Data excerpts ->
==*==

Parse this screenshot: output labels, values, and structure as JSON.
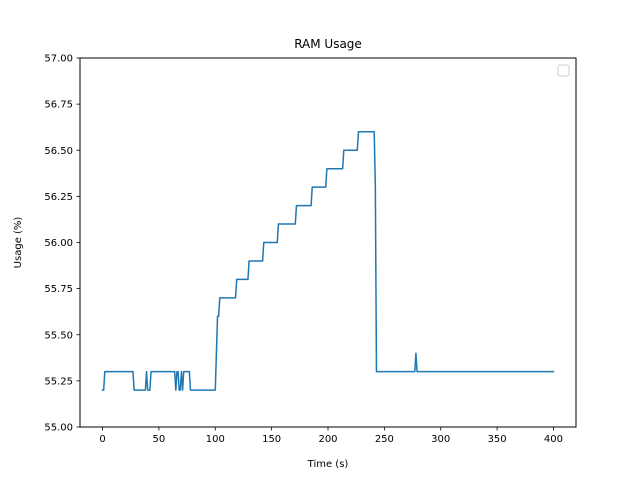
{
  "chart_data": {
    "type": "line",
    "title": "RAM Usage",
    "xlabel": "Time (s)",
    "ylabel": "Usage (%)",
    "xlim": [
      -20,
      420
    ],
    "ylim": [
      55.0,
      57.0
    ],
    "x_ticks": [
      0,
      50,
      100,
      150,
      200,
      250,
      300,
      350,
      400
    ],
    "x_tick_labels": [
      "0",
      "50",
      "100",
      "150",
      "200",
      "250",
      "300",
      "350",
      "400"
    ],
    "y_ticks": [
      55.0,
      55.25,
      55.5,
      55.75,
      56.0,
      56.25,
      56.5,
      56.75,
      57.0
    ],
    "y_tick_labels": [
      "55.00",
      "55.25",
      "55.50",
      "55.75",
      "56.00",
      "56.25",
      "56.50",
      "56.75",
      "57.00"
    ],
    "grid": false,
    "legend": {
      "placement": "top-right",
      "entries": []
    },
    "series": [
      {
        "color": "#1f77b4",
        "x": [
          0,
          1,
          2,
          3,
          27,
          28,
          38,
          39,
          40,
          41,
          42,
          43,
          44,
          64,
          65,
          66,
          67,
          68,
          69,
          70,
          71,
          72,
          73,
          74,
          77,
          78,
          79,
          100,
          101,
          102,
          103,
          104,
          105,
          106,
          107,
          118,
          119,
          120,
          121,
          129,
          130,
          131,
          132,
          142,
          143,
          144,
          145,
          155,
          156,
          157,
          158,
          171,
          172,
          173,
          174,
          185,
          186,
          187,
          188,
          198,
          199,
          200,
          201,
          213,
          214,
          215,
          216,
          226,
          227,
          228,
          229,
          241,
          242,
          243,
          244,
          277,
          278,
          279,
          280,
          400
        ],
        "y": [
          55.2,
          55.2,
          55.3,
          55.3,
          55.3,
          55.2,
          55.2,
          55.3,
          55.2,
          55.2,
          55.2,
          55.3,
          55.3,
          55.3,
          55.2,
          55.3,
          55.3,
          55.2,
          55.2,
          55.3,
          55.2,
          55.3,
          55.3,
          55.3,
          55.3,
          55.2,
          55.2,
          55.2,
          55.4,
          55.6,
          55.6,
          55.7,
          55.7,
          55.7,
          55.7,
          55.7,
          55.8,
          55.8,
          55.8,
          55.8,
          55.9,
          55.9,
          55.9,
          55.9,
          56.0,
          56.0,
          56.0,
          56.0,
          56.1,
          56.1,
          56.1,
          56.1,
          56.2,
          56.2,
          56.2,
          56.2,
          56.3,
          56.3,
          56.3,
          56.3,
          56.4,
          56.4,
          56.4,
          56.4,
          56.5,
          56.5,
          56.5,
          56.5,
          56.6,
          56.6,
          56.6,
          56.6,
          56.3,
          55.3,
          55.3,
          55.3,
          55.4,
          55.3,
          55.3,
          55.3
        ]
      }
    ]
  }
}
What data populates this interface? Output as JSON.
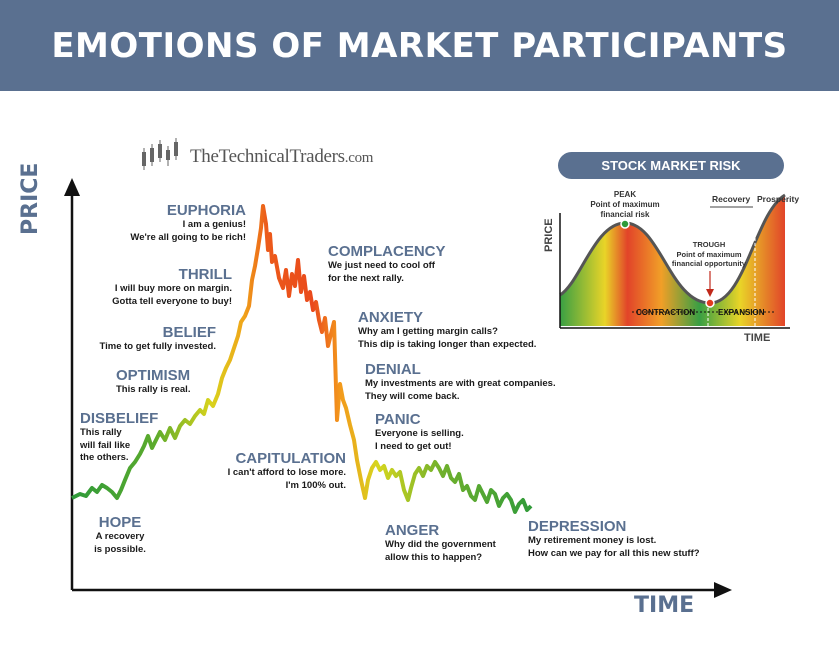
{
  "title": "EMOTIONS OF MARKET PARTICIPANTS",
  "brand": {
    "part1": "The",
    "part2": "Technical",
    "part3": "Traders",
    "suffix": ".com"
  },
  "axes": {
    "y_label": "PRICE",
    "x_label": "TIME"
  },
  "phases": [
    {
      "name": "HOPE",
      "desc": "A recovery\nis possible."
    },
    {
      "name": "DISBELIEF",
      "desc": "This rally\nwill fail like\nthe others."
    },
    {
      "name": "OPTIMISM",
      "desc": "This rally is real."
    },
    {
      "name": "BELIEF",
      "desc": "Time to get fully invested."
    },
    {
      "name": "THRILL",
      "desc": "I will buy more on margin.\nGotta tell everyone to buy!"
    },
    {
      "name": "EUPHORIA",
      "desc": "I am a genius!\nWe're all going to be rich!"
    },
    {
      "name": "COMPLACENCY",
      "desc": "We just need to cool off\nfor the next rally."
    },
    {
      "name": "ANXIETY",
      "desc": "Why am I getting margin calls?\nThis dip is taking longer than expected."
    },
    {
      "name": "DENIAL",
      "desc": "My investments are with great companies.\nThey will come back."
    },
    {
      "name": "PANIC",
      "desc": "Everyone is selling.\nI need to get out!"
    },
    {
      "name": "CAPITULATION",
      "desc": "I can't afford to lose more.\nI'm 100% out."
    },
    {
      "name": "ANGER",
      "desc": "Why did the government\nallow this to happen?"
    },
    {
      "name": "DEPRESSION",
      "desc": "My retirement money is lost.\nHow can we pay for all this new stuff?"
    }
  ],
  "risk_inset": {
    "title": "STOCK MARKET RISK",
    "y_label": "PRICE",
    "x_label": "TIME",
    "peak": {
      "label": "PEAK",
      "desc1": "Point of maximum",
      "desc2": "financial risk"
    },
    "trough": {
      "label": "TROUGH",
      "desc1": "Point of maximum",
      "desc2": "financial opportunity"
    },
    "recovery": "Recovery",
    "prosperity": "Prosperity",
    "contraction": "CONTRACTION",
    "expansion": "EXPANSION"
  },
  "colors": {
    "banner": "#5a7090",
    "phase_title": "#5a7090",
    "green": "#2e9a3a",
    "yellow": "#e6d21a",
    "orange": "#f08a1c",
    "red": "#e03a1e"
  }
}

==*==

Required task ->
Make an exact copy of the data above, pictures excluded.

Result of the task ->
Parse this screenshot: output labels, values, and structure as JSON.
{
  "chart_data": {
    "type": "line",
    "title": "RAM Usage",
    "xlabel": "Time (s)",
    "ylabel": "Usage (%)",
    "xlim": [
      -20,
      420
    ],
    "ylim": [
      55.0,
      57.0
    ],
    "x_ticks": [
      0,
      50,
      100,
      150,
      200,
      250,
      300,
      350,
      400
    ],
    "x_tick_labels": [
      "0",
      "50",
      "100",
      "150",
      "200",
      "250",
      "300",
      "350",
      "400"
    ],
    "y_ticks": [
      55.0,
      55.25,
      55.5,
      55.75,
      56.0,
      56.25,
      56.5,
      56.75,
      57.0
    ],
    "y_tick_labels": [
      "55.00",
      "55.25",
      "55.50",
      "55.75",
      "56.00",
      "56.25",
      "56.50",
      "56.75",
      "57.00"
    ],
    "grid": false,
    "legend": {
      "placement": "top-right",
      "entries": []
    },
    "series": [
      {
        "color": "#1f77b4",
        "x": [
          0,
          1,
          2,
          3,
          27,
          28,
          38,
          39,
          40,
          41,
          42,
          43,
          44,
          64,
          65,
          66,
          67,
          68,
          69,
          70,
          71,
          72,
          73,
          74,
          77,
          78,
          79,
          100,
          101,
          102,
          103,
          104,
          105,
          106,
          107,
          118,
          119,
          120,
          121,
          129,
          130,
          131,
          132,
          142,
          143,
          144,
          145,
          155,
          156,
          157,
          158,
          171,
          172,
          173,
          174,
          185,
          186,
          187,
          188,
          198,
          199,
          200,
          201,
          213,
          214,
          215,
          216,
          226,
          227,
          228,
          229,
          241,
          242,
          243,
          244,
          277,
          278,
          279,
          280,
          400
        ],
        "y": [
          55.2,
          55.2,
          55.3,
          55.3,
          55.3,
          55.2,
          55.2,
          55.3,
          55.2,
          55.2,
          55.2,
          55.3,
          55.3,
          55.3,
          55.2,
          55.3,
          55.3,
          55.2,
          55.2,
          55.3,
          55.2,
          55.3,
          55.3,
          55.3,
          55.3,
          55.2,
          55.2,
          55.2,
          55.4,
          55.6,
          55.6,
          55.7,
          55.7,
          55.7,
          55.7,
          55.7,
          55.8,
          55.8,
          55.8,
          55.8,
          55.9,
          55.9,
          55.9,
          55.9,
          56.0,
          56.0,
          56.0,
          56.0,
          56.1,
          56.1,
          56.1,
          56.1,
          56.2,
          56.2,
          56.2,
          56.2,
          56.3,
          56.3,
          56.3,
          56.3,
          56.4,
          56.4,
          56.4,
          56.4,
          56.5,
          56.5,
          56.5,
          56.5,
          56.6,
          56.6,
          56.6,
          56.6,
          56.3,
          55.3,
          55.3,
          55.3,
          55.4,
          55.3,
          55.3,
          55.3
        ]
      }
    ]
  }
}
What data populates this interface? Output as JSON.
{
  "title": "EMOTIONS OF MARKET PARTICIPANTS",
  "brand": {
    "part1": "The",
    "part2": "Technical",
    "part3": "Traders",
    "suffix": ".com"
  },
  "axes": {
    "y_label": "PRICE",
    "x_label": "TIME"
  },
  "phases": [
    {
      "name": "HOPE",
      "desc": "A recovery\nis possible."
    },
    {
      "name": "DISBELIEF",
      "desc": "This rally\nwill fail like\nthe others."
    },
    {
      "name": "OPTIMISM",
      "desc": "This rally is real."
    },
    {
      "name": "BELIEF",
      "desc": "Time to get fully invested."
    },
    {
      "name": "THRILL",
      "desc": "I will buy more on margin.\nGotta tell everyone to buy!"
    },
    {
      "name": "EUPHORIA",
      "desc": "I am a genius!\nWe're all going to be rich!"
    },
    {
      "name": "COMPLACENCY",
      "desc": "We just need to cool off\nfor the next rally."
    },
    {
      "name": "ANXIETY",
      "desc": "Why am I getting margin calls?\nThis dip is taking longer than expected."
    },
    {
      "name": "DENIAL",
      "desc": "My investments are with great companies.\nThey will come back."
    },
    {
      "name": "PANIC",
      "desc": "Everyone is selling.\nI need to get out!"
    },
    {
      "name": "CAPITULATION",
      "desc": "I can't afford to lose more.\nI'm 100% out."
    },
    {
      "name": "ANGER",
      "desc": "Why did the government\nallow this to happen?"
    },
    {
      "name": "DEPRESSION",
      "desc": "My retirement money is lost.\nHow can we pay for all this new stuff?"
    }
  ],
  "risk_inset": {
    "title": "STOCK MARKET RISK",
    "y_label": "PRICE",
    "x_label": "TIME",
    "peak": {
      "label": "PEAK",
      "desc1": "Point of maximum",
      "desc2": "financial risk"
    },
    "trough": {
      "label": "TROUGH",
      "desc1": "Point of maximum",
      "desc2": "financial opportunity"
    },
    "recovery": "Recovery",
    "prosperity": "Prosperity",
    "contraction": "CONTRACTION",
    "expansion": "EXPANSION"
  },
  "colors": {
    "banner": "#5a7090",
    "phase_title": "#5a7090",
    "green": "#2e9a3a",
    "yellow": "#e6d21a",
    "orange": "#f08a1c",
    "red": "#e03a1e"
  }
}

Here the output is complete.